> [Given request 1]: Decide whether each statement below agrees with the forum thread on Ohio boating and alcohol. Answer yes or no for each, and quote the words of the thread that decide it. (a) Ohio law considers a person under 21 to be under the influence if his or her blood alcohol concentration exceeds 0.02%. (b) If the owner of a vessel refuses a chemical test, the registration certificate and tags are impounded for six months. (c) The law copied from the ODNR website sets the violation threshold at a concentration of 0.08 or more.
> [Given request 2]: Translate this sentence from the forum thread on Ohio boating and alcohol into Spanish: "If a person under arrest refuses to submit to a chemical test, the person is prohibited from operating a vessel or water skis or from registering a vessel for a one-year period."
> [Given request 3]: Continue the forum thread on Ohio boating and alcohol from where it stops.

Ohio law further states:

A person under 21 years of age is considered to be under the influence if his or her blood alcohol concentration (BAC) exceeds 0.02%.
Any person who operates a vessel, water skis, or similar device shall be deemed to have given consent to a chemical test or tests of their blood, breath, or urine to determine alcohol or drug content if arrested.
If a person under arrest refuses to submit to a chemical test, the person is prohibited from operating a vessel or water skis or from registering a vessel for a one-year period.
If the person is the owner of the vessel, the registration certificate and tags will be impounded for a one-year period.

Ohio courts impose serious penalties for operating under the influence of alcohol or drugs. Those found guilty can be charged with large fines and may face jail time.
*Incapacitated Operators Prohibited (ORC 1547.12) *

a passenger can have an open container but the operator cant be or have been drinking and be past the limit.


----------



## luredaddy (May 25, 2004)

"a passenger can have an open container but the operator cant be or have been drinking and be past the limit."

Thanks for the replies. Catfishhunter33, are these your words or from the ORC?? Thanks, John


----------



## Gju42486 (Mar 7, 2005)

OPERATOR/NAVIGATOR must be under .08 on Lake Erie.


----------



## peple of the perch (Sep 13, 2004)

The operator of the boat is not allowed to have any alcohol in his or her system. Many people believe that it only applies above the legal limit of .08&#37;
But if you have any alcohol you can be charged with being under the influence.


----------



## boatnut (Nov 22, 2006)

peple of the perch said:


> The operator of the boat is not allowed to have any alcohol in his or her system. Many people believe that it only applies above the legal limit of .08%
> But if you have any alcohol you can be charged with being under the influence.



here is the law that i copied and pasted from ODNR website. It seems to contradict what you say.

Operating Under the Influence of Alcohol or Drugs Prohibited/Testing
(ORC 1547.11 ; ORC 1547.111)
No person shall operate or be in physical control of any vessel underway, or manipulate any water skis or similar device if the person is under the influence of alcohol and/or drugs. A person is in violation with a concentration of 0.08 or more Blood Alcohol Content (BAC). 

NOTE: Legal limit for persons under 21 years of age is 0.02 Blood Alcohol Content (BAC).

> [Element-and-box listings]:
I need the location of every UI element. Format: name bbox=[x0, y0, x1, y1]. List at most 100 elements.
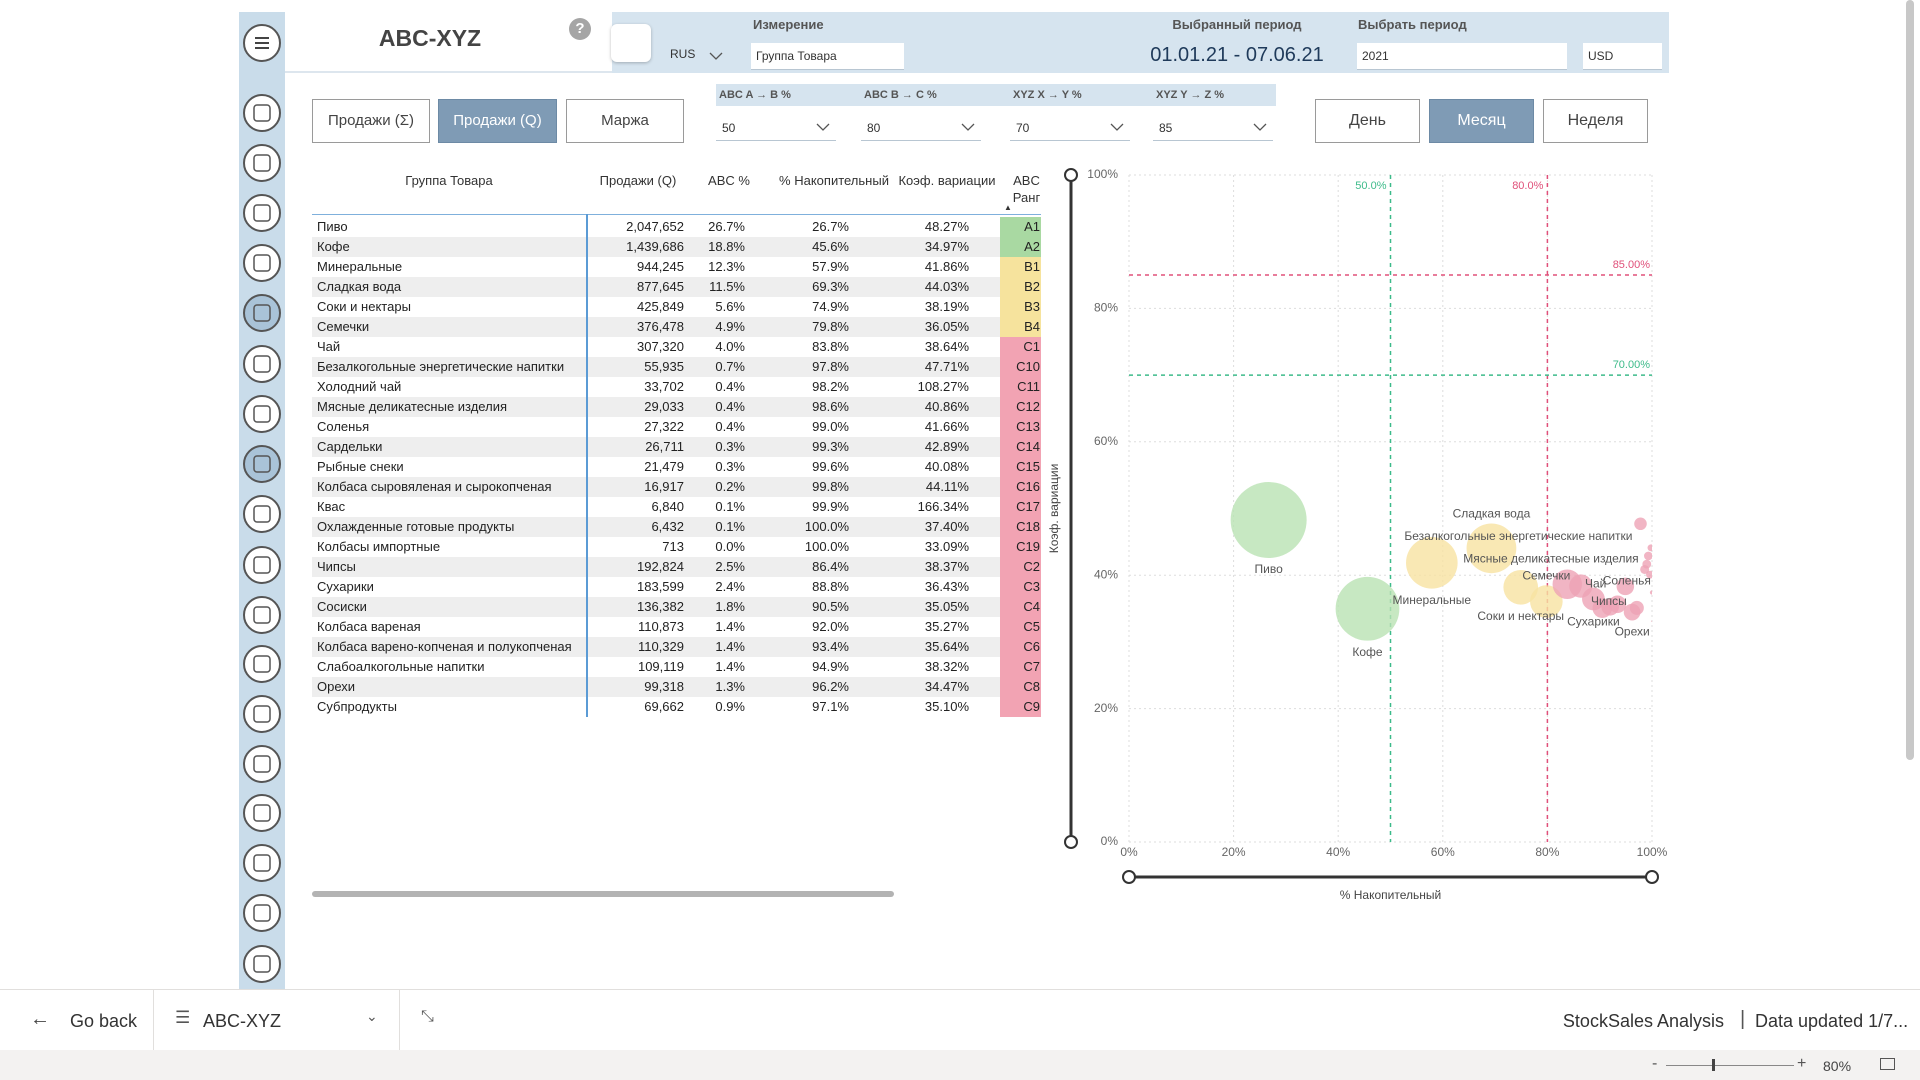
row-label: Слабоалкогольные напитки bbox=[317, 659, 485, 674]
table-cell: 0.7% bbox=[715, 359, 745, 374]
table-cell: 1,439,686 bbox=[626, 239, 684, 254]
measure-button[interactable]: Продажи (Σ) bbox=[312, 99, 430, 143]
table-cell: 40.86% bbox=[924, 399, 969, 414]
table-cell: 1.4% bbox=[715, 639, 745, 654]
footer-divider bbox=[399, 989, 400, 1050]
x-tick-label: 20% bbox=[1222, 845, 1246, 859]
title-area bbox=[285, 12, 612, 73]
table-cell: 376,478 bbox=[637, 319, 684, 334]
table-cell: 92.0% bbox=[812, 619, 849, 634]
row-label: Сухарики bbox=[317, 579, 374, 594]
table-cell: 90.5% bbox=[812, 599, 849, 614]
table-cell: 1.4% bbox=[715, 619, 745, 634]
table-cell: 0.4% bbox=[715, 379, 745, 394]
y-axis-title: Коэф. вариации bbox=[1047, 464, 1061, 554]
go-back[interactable]: Go back bbox=[70, 1011, 138, 1031]
table-cell: C5 bbox=[1000, 617, 1041, 637]
table-cell: 0.4% bbox=[715, 419, 745, 434]
row-label: Семечки bbox=[317, 319, 370, 334]
row-label: Рыбные снеки bbox=[317, 459, 404, 474]
language-dropdown[interactable]: RUS bbox=[670, 47, 696, 61]
table-cell: 877,645 bbox=[637, 279, 684, 294]
parameter-dropdown[interactable]: 70 bbox=[1010, 114, 1130, 141]
table-cell: 38.19% bbox=[924, 299, 969, 314]
parameter-dropdown[interactable]: 85 bbox=[1153, 114, 1273, 141]
table-cell: 183,599 bbox=[637, 579, 684, 594]
collapse-icon[interactable]: ⤡ bbox=[421, 1008, 434, 1025]
slider-handle bbox=[1122, 870, 1136, 884]
bubble bbox=[1466, 523, 1517, 574]
bubble bbox=[1647, 544, 1652, 552]
page-menu-icon[interactable]: ☰ bbox=[175, 1008, 191, 1027]
table-cell: 55,935 bbox=[644, 359, 684, 374]
parameter-dropdown[interactable]: 80 bbox=[861, 114, 981, 141]
table-cell: 88.8% bbox=[812, 579, 849, 594]
row-label: Чипсы bbox=[317, 559, 356, 574]
table-cell: 96.2% bbox=[812, 679, 849, 694]
zoom-in[interactable]: + bbox=[1797, 1055, 1807, 1072]
measure-button[interactable]: Маржа bbox=[566, 99, 684, 143]
table-cell: 99,318 bbox=[644, 679, 684, 694]
y-tick-label: 40% bbox=[1094, 567, 1118, 581]
bubble-label: Сладкая вода bbox=[1453, 507, 1531, 521]
period-button[interactable]: Неделя bbox=[1543, 99, 1648, 143]
table-cell: 37.40% bbox=[924, 519, 969, 534]
parameter-dropdown[interactable]: 50 bbox=[716, 114, 836, 141]
parameter-label: ABC A → B % bbox=[719, 89, 791, 101]
row-label: Охлажденные готовые продукты bbox=[317, 519, 515, 534]
year-dropdown[interactable]: 2021 bbox=[1357, 43, 1567, 70]
bubble-label: Минеральные bbox=[1393, 593, 1472, 607]
table-cell: 36.05% bbox=[924, 319, 969, 334]
bubble bbox=[1649, 590, 1652, 595]
table-cell: C14 bbox=[1000, 437, 1041, 457]
y-tick-label: 20% bbox=[1094, 701, 1118, 715]
page-selector[interactable]: ABC-XYZ bbox=[203, 1011, 282, 1031]
table-cell: 0.4% bbox=[715, 399, 745, 414]
table-cell: 33.09% bbox=[924, 539, 969, 554]
fit-page[interactable] bbox=[1880, 1058, 1895, 1070]
table-cell: C16 bbox=[1000, 477, 1041, 497]
back-arrow[interactable]: ← bbox=[30, 1008, 50, 1030]
currency-dropdown[interactable]: USD bbox=[1583, 43, 1662, 70]
table-cell: B2 bbox=[1000, 277, 1041, 297]
filter-button[interactable] bbox=[611, 24, 651, 62]
table-cell: 38.64% bbox=[924, 339, 969, 354]
row-stripe bbox=[312, 437, 1000, 457]
slider-handle bbox=[1064, 835, 1078, 849]
zoom-out[interactable]: - bbox=[1652, 1055, 1658, 1072]
bubble bbox=[1569, 574, 1593, 598]
table-scrollbar[interactable] bbox=[312, 891, 894, 897]
help-icon[interactable]: ? bbox=[569, 18, 591, 40]
dimension-dropdown[interactable]: Группа Товара bbox=[751, 43, 904, 70]
row-stripe bbox=[312, 357, 1000, 377]
table-cell: 29,033 bbox=[644, 399, 684, 414]
period-button[interactable]: Месяц bbox=[1429, 99, 1534, 143]
period-button[interactable]: День bbox=[1315, 99, 1420, 143]
table-cell: 18.8% bbox=[708, 239, 745, 254]
table-cell: 27,322 bbox=[644, 419, 684, 434]
zoom-thumb[interactable] bbox=[1712, 1059, 1715, 1071]
row-stripe bbox=[312, 317, 1000, 337]
column-header: Коэф. вариации bbox=[898, 173, 996, 188]
bubble-label: Пиво bbox=[1255, 562, 1284, 576]
row-label: Колбасы импортные bbox=[317, 539, 441, 554]
page-chevron[interactable]: ⌄ bbox=[366, 1008, 378, 1024]
table-cell: A2 bbox=[1000, 237, 1041, 257]
table-cell: 99.8% bbox=[812, 479, 849, 494]
table-cell: 2.5% bbox=[715, 559, 745, 574]
row-stripe bbox=[312, 477, 1000, 497]
table-cell: 136,382 bbox=[637, 599, 684, 614]
table-cell: 97.8% bbox=[812, 359, 849, 374]
zoom-slider[interactable] bbox=[1666, 1065, 1794, 1066]
measure-button[interactable]: Продажи (Q) bbox=[438, 99, 557, 143]
page-scrollbar[interactable] bbox=[1906, 0, 1914, 760]
table-cell: C8 bbox=[1000, 677, 1041, 697]
table-cell: C7 bbox=[1000, 657, 1041, 677]
bubble-label: Мясные деликатесные изделия bbox=[1463, 552, 1638, 566]
x-axis-title: % Накопительный bbox=[1340, 888, 1441, 902]
table-cell: 42.89% bbox=[924, 439, 969, 454]
selected-period: 01.01.21 - 07.06.21 bbox=[1150, 44, 1324, 66]
table-cell: 1.8% bbox=[715, 599, 745, 614]
table-cell: 99.3% bbox=[812, 439, 849, 454]
row-stripe bbox=[312, 557, 1000, 577]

> [Expected output 1]:
(a) Yes: "A person under 21 years of age is considered to be under the influence if his or her blood alcohol concentration (BAC) exceeds 0.02%."
(b) No: "the registration certificate and tags will be impounded for a one-year period."
(c) Yes: "A person is in violation with a concentration of 0.08 or more Blood Alcohol Content (BAC)."

> [Expected output 2]: Si una persona bajo arresto se niega a someterse a una prueba química, se le prohíbe operar una embarcación o esquís acuáticos, o registrar una embarcación, durante un período de un año.

> [Expected output 3]:
Any person who operates a vessel, water skis or similar device shall be deemed to have given consent to a chemical test or tests of their blood, breath, or urine to determine alcohol or drug content if arrested. If a person under arrest refuses to submit to a chemical test the person is prohibited from operating a vessel or water skis or from registering a vessel for a one-year period. If the person is the owner of the vessel the registration certificate and tags will be impounded for a one-year period.


It is illegal to consume alcohol in most state parks including state controlled lakes and waterways but the Ohio River and Lake Erie are excluded.


----------



## Snakecharmer (Apr 9, 2008)

boatnut said:


> It is illegal to consume alcohol in most state parks including state controlled lakes and waterways but the Ohio River and Lake Erie are excluded.


Does that mean I can't have a brewski on Mosquito or west Branch? Bummer...


----------



## catfishhunter33 (Apr 6, 2004)

quote
your words or from the ORC??
a passenger can have an open container but the operator cant be or have been drinking and be past the limit.

my words as explained to me by the cincinnati water patrol.i rarely drink,i was checked on the ohio river,a friend was drinking a budlight when the water patrol spotted him with binoculars.i could have been drinking just cant be over the .08.i took a breathalyzer and was .0000.like i said i rarely drink.they never check him just me as i was the operator him the passenger.

like boatnut states
It is illegal to consume alcohol in most state parks including state controlled lakes and waterways but the Ohio River and Lake Erie are excluded

i would add that most county parks also


----------



## luredaddy (May 25, 2004)

Thanks everyone!
John


----------



## ledslinger (Aug 24, 2006)

I was stopped by the coast guard last summer for a safety check---we werent drinking and didnt have anything on board but i asked them about this---you cant blow over a .08 but you also cant be "impaired" as judged by the officer which might be under a .08 for whatever tests they come up with. This influence might be a combination of prescription drugs and alcohol , prescription drugs without alcohol or illegal drugs. But as an operator , you are allowed to consume whatever you want below .08 bac and what they deem impaired as being.
Passengers can be falling down drunk according to the officer as long as they are not the operator of the boat..

Its easier for me to go without.


----------



## Gju42486 (Mar 7, 2005)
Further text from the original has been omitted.